■ Exercise description:
Below, find each line holding "region" and state how many there are, using the number alone.

Stored data
-- Begin --

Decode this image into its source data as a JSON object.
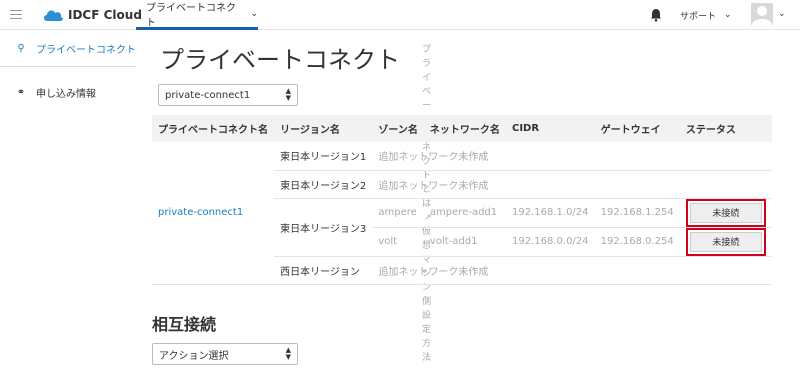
{
  "header": {
    "logo_text": "IDCF Cloud",
    "nav_tab": "プライベートコネクト",
    "support": "サポート"
  },
  "sidebar": {
    "items": [
      {
        "label": "プライベートコネクト",
        "active": true
      },
      {
        "label": "申し込み情報",
        "active": false
      }
    ]
  },
  "main": {
    "title": "プライベートコネクト",
    "help_link_1": "プライベートコネクトとは",
    "help_link_2": "仮想マシン側設定方法",
    "connection_select": "private-connect1",
    "table": {
      "headers": [
        "プライベートコネクト名",
        "リージョン名",
        "ゾーン名",
        "ネットワーク名",
        "CIDR",
        "ゲートウェイ",
        "ステータス"
      ],
      "connection_name": "private-connect1",
      "rows": [
        {
          "region": "東日本リージョン1",
          "note": "追加ネットワーク未作成"
        },
        {
          "region": "東日本リージョン2",
          "note": "追加ネットワーク未作成"
        },
        {
          "region": "東日本リージョン3",
          "zone": "ampere",
          "network": "ampere-add1",
          "cidr": "192.168.1.0/24",
          "gateway": "192.168.1.254",
          "status": "未接続"
        },
        {
          "zone": "volt",
          "network": "volt-add1",
          "cidr": "192.168.0.0/24",
          "gateway": "192.168.0.254",
          "status": "未接続"
        },
        {
          "region": "西日本リージョン",
          "note": "追加ネットワーク未作成"
        }
      ]
    },
    "section_title": "相互接続",
    "action_select": "アクション選択"
  },
  "colors": {
    "accent": "#1a7ebf",
    "nav_underline": "#1a5fa8",
    "highlight": "#d0021b"
  }
}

-- End --

■ Expected answer:
4